# START OF DATA SUPPLIED
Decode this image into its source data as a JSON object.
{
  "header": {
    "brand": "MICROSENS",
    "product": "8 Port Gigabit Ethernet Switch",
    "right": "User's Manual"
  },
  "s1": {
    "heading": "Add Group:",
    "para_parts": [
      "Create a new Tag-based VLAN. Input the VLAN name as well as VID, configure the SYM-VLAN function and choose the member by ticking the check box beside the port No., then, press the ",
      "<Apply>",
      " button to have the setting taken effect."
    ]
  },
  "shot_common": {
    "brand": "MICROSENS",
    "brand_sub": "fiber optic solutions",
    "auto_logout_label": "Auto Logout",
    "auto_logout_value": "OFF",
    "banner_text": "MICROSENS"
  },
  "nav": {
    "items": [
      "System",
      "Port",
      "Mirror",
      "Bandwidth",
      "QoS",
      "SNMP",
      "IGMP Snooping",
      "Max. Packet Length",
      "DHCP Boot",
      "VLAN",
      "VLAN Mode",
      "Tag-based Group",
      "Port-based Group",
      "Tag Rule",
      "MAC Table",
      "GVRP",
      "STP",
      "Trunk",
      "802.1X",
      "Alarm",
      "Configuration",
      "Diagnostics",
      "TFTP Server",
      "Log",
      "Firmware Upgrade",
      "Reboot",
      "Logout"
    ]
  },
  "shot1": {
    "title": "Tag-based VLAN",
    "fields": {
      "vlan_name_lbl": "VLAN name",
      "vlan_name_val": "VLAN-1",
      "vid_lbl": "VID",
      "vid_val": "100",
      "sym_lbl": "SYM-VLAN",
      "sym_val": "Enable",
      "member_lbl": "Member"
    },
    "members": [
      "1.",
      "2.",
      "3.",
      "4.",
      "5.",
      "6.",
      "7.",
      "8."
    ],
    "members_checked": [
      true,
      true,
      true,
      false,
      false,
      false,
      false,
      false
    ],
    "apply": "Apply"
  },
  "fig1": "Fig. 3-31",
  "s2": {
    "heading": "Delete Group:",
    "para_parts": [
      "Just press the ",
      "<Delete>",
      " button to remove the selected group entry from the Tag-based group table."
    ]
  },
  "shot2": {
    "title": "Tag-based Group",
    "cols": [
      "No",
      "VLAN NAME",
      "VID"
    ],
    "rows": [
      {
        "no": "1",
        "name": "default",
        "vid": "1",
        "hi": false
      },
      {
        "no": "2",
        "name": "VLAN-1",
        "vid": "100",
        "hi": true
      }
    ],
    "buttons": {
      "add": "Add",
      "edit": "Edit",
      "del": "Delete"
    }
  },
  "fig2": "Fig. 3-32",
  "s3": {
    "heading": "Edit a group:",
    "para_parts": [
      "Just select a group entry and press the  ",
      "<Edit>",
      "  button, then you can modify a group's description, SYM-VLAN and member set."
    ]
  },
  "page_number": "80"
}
# END OF DATA SUPPLIED
# START OF DATA SUPPLIED
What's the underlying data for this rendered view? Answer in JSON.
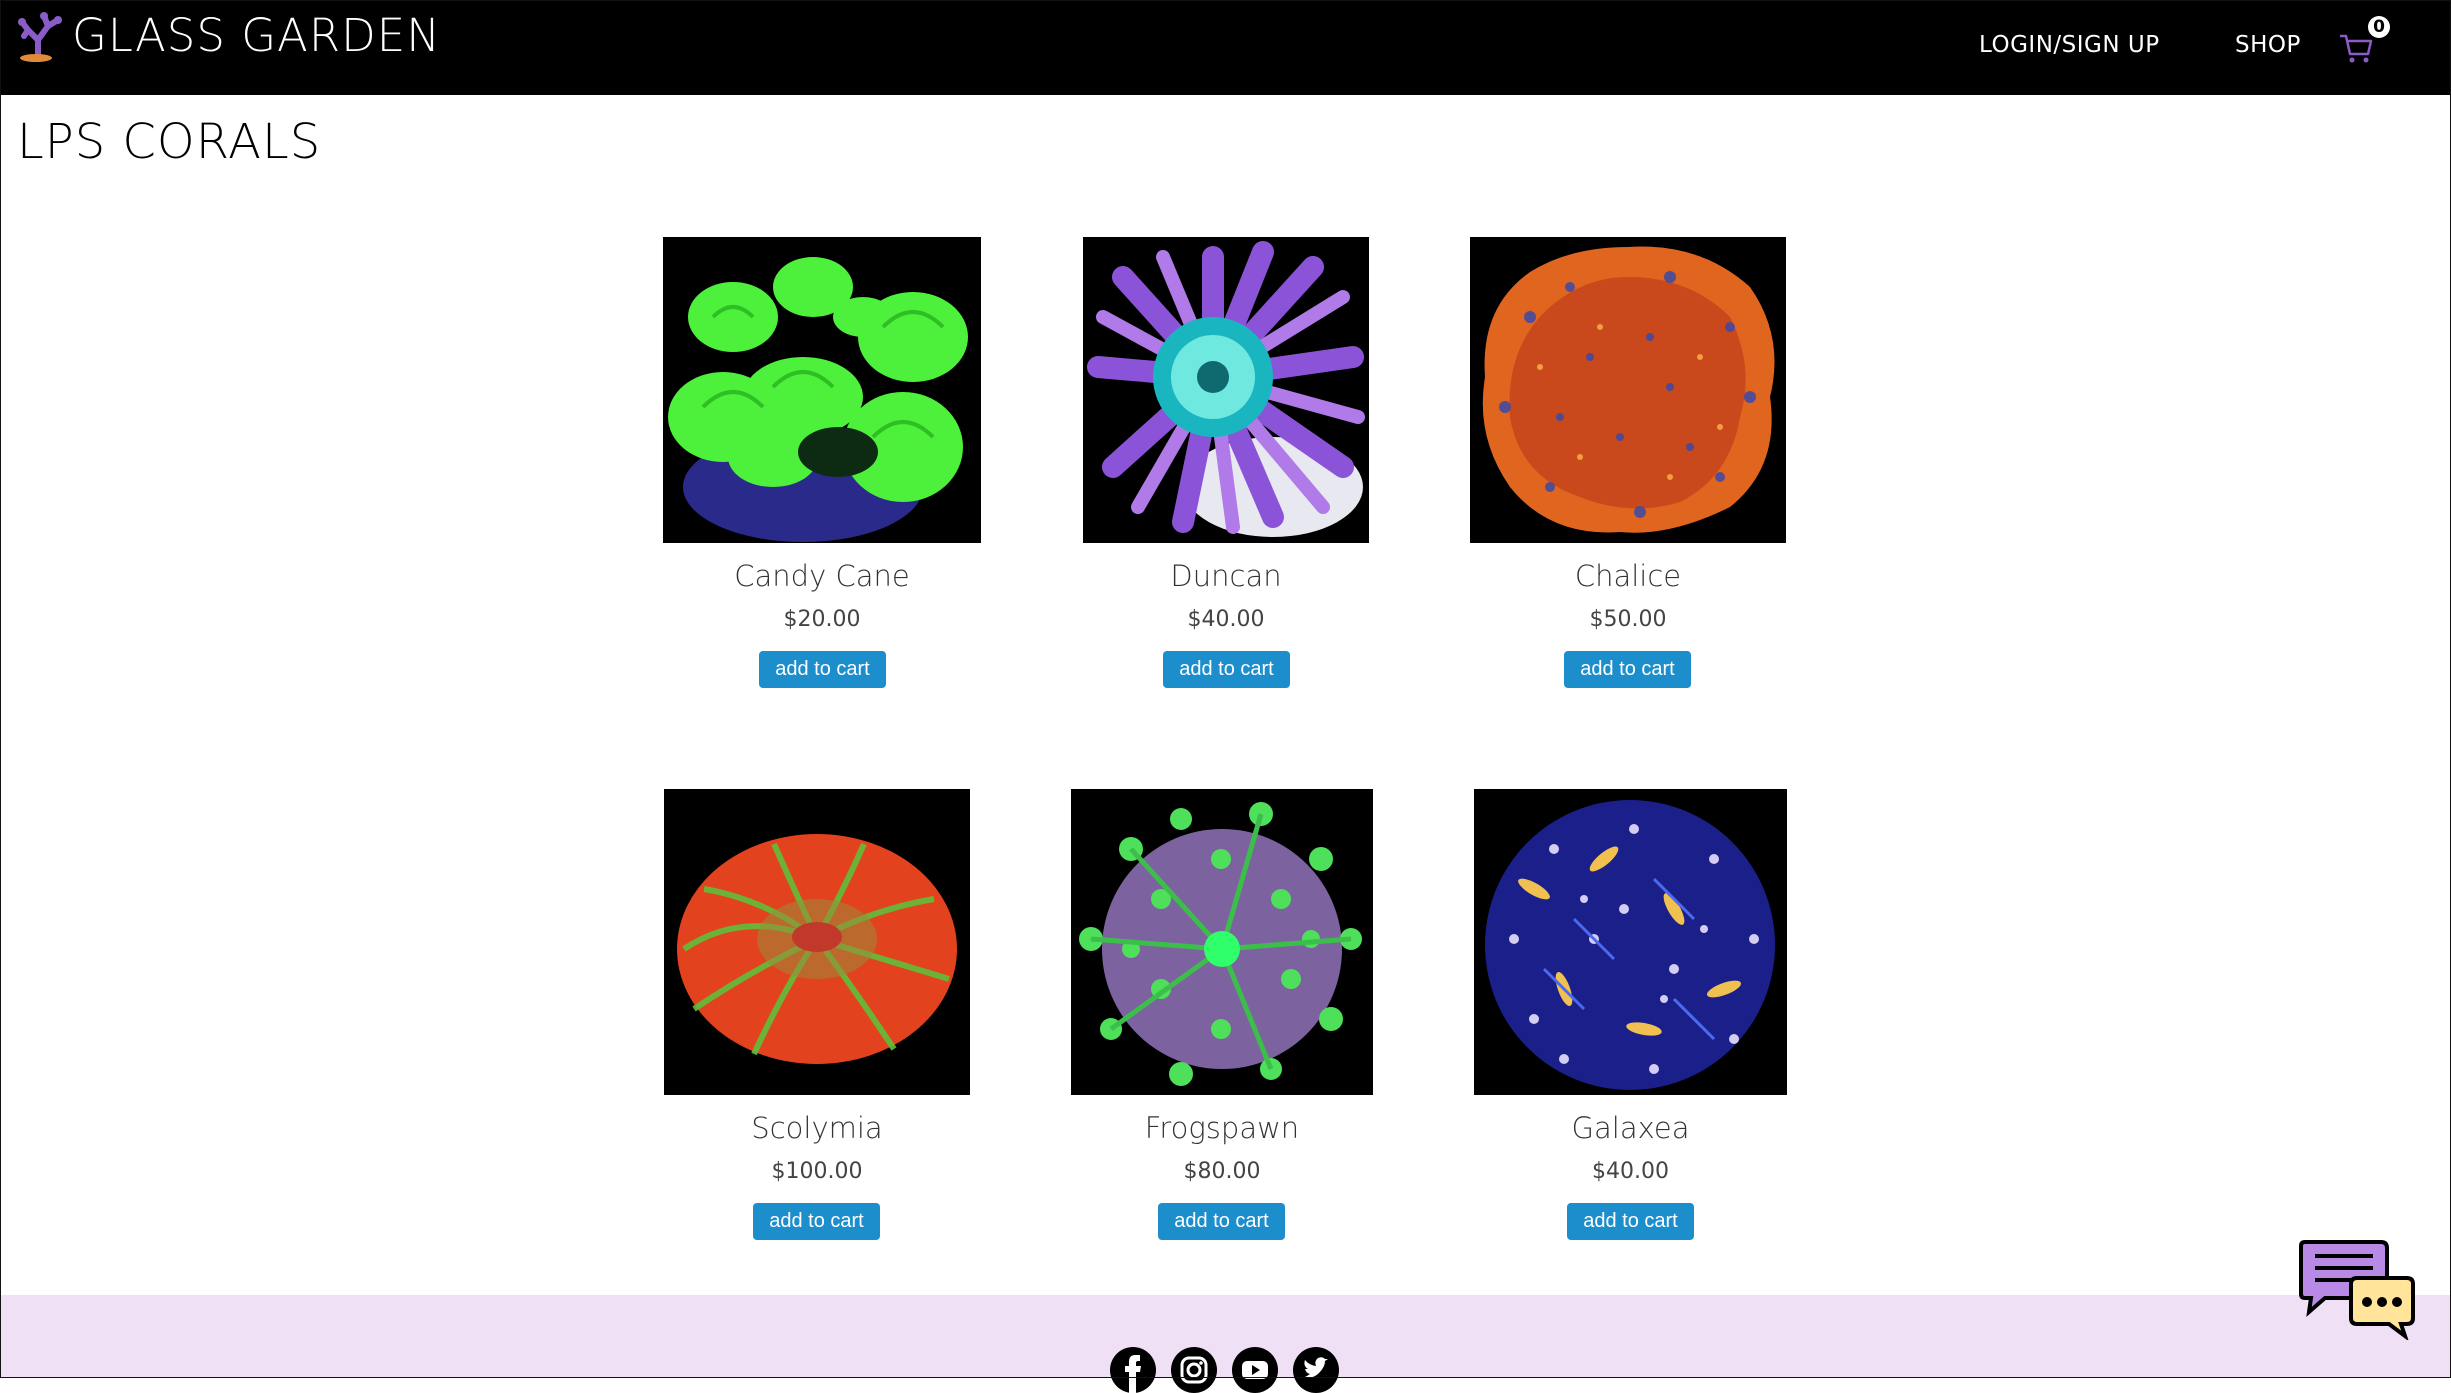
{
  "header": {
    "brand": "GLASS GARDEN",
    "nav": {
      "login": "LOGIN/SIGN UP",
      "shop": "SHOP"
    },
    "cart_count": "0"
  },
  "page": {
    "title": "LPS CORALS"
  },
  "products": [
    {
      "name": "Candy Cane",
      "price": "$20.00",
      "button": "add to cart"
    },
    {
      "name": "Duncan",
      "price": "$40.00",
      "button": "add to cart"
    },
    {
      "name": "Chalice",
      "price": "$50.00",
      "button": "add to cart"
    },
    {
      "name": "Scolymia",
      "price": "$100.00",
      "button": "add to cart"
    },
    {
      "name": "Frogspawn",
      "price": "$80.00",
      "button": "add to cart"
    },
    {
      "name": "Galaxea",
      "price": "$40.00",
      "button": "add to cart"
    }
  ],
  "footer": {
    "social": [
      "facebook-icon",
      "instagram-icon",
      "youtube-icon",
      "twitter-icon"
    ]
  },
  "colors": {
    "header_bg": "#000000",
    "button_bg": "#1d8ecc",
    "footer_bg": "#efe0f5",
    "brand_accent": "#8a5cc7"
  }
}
# END OF DATA SUPPLIED
## BRIEF
How many lines in the listing contain "icon"? Answer with the number alone.

## WRITTEN ANSWER
4